___ DATA SUPPLIED ___

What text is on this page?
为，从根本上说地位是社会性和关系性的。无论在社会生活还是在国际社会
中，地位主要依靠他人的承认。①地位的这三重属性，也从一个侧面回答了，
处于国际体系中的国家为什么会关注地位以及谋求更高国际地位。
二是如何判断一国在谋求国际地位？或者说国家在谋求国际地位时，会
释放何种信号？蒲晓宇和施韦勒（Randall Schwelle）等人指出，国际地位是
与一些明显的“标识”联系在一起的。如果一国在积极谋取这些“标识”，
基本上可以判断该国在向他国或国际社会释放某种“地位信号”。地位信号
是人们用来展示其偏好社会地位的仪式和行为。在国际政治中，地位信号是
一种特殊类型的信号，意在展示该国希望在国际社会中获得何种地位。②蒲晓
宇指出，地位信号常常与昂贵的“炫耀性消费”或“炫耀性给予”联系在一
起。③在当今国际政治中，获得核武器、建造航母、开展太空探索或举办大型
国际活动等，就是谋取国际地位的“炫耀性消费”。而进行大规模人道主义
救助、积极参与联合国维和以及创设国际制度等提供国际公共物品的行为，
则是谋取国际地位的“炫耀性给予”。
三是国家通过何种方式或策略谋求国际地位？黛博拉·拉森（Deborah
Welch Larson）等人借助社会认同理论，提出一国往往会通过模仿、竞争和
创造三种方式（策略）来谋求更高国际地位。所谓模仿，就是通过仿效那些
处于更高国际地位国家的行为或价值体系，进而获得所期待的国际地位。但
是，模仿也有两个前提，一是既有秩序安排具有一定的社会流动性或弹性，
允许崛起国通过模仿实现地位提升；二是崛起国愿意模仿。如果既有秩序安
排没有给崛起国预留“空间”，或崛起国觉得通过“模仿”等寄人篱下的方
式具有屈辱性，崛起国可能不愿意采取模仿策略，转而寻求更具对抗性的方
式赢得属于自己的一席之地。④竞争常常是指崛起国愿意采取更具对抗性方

___

• OBJECTIVE
Go back to the listing above and please repeat it exactly.

• RESULT
What text is on this page?
为，从根本上说地位是社会性和关系性的。无论在社会生活还是在国际社会
中，地位主要依靠他人的承认。①地位的这三重属性，也从一个侧面回答了，
处于国际体系中的国家为什么会关注地位以及谋求更高国际地位。
二是如何判断一国在谋求国际地位？或者说国家在谋求国际地位时，会
释放何种信号？蒲晓宇和施韦勒（Randall Schwelle）等人指出，国际地位是
与一些明显的“标识”联系在一起的。如果一国在积极谋取这些“标识”，
基本上可以判断该国在向他国或国际社会释放某种“地位信号”。地位信号
是人们用来展示其偏好社会地位的仪式和行为。在国际政治中，地位信号是
一种特殊类型的信号，意在展示该国希望在国际社会中获得何种地位。②蒲晓
宇指出，地位信号常常与昂贵的“炫耀性消费”或“炫耀性给予”联系在一
起。③在当今国际政治中，获得核武器、建造航母、开展太空探索或举办大型
国际活动等，就是谋取国际地位的“炫耀性消费”。而进行大规模人道主义
救助、积极参与联合国维和以及创设国际制度等提供国际公共物品的行为，
则是谋取国际地位的“炫耀性给予”。
三是国家通过何种方式或策略谋求国际地位？黛博拉·拉森（Deborah
Welch Larson）等人借助社会认同理论，提出一国往往会通过模仿、竞争和
创造三种方式（策略）来谋求更高国际地位。所谓模仿，就是通过仿效那些
处于更高国际地位国家的行为或价值体系，进而获得所期待的国际地位。但
是，模仿也有两个前提，一是既有秩序安排具有一定的社会流动性或弹性，
允许崛起国通过模仿实现地位提升；二是崛起国愿意模仿。如果既有秩序安
排没有给崛起国预留“空间”，或崛起国觉得通过“模仿”等寄人篱下的方
式具有屈辱性，崛起国可能不愿意采取模仿策略，转而寻求更具对抗性的方
式赢得属于自己的一席之地。④竞争常常是指崛起国愿意采取更具对抗性方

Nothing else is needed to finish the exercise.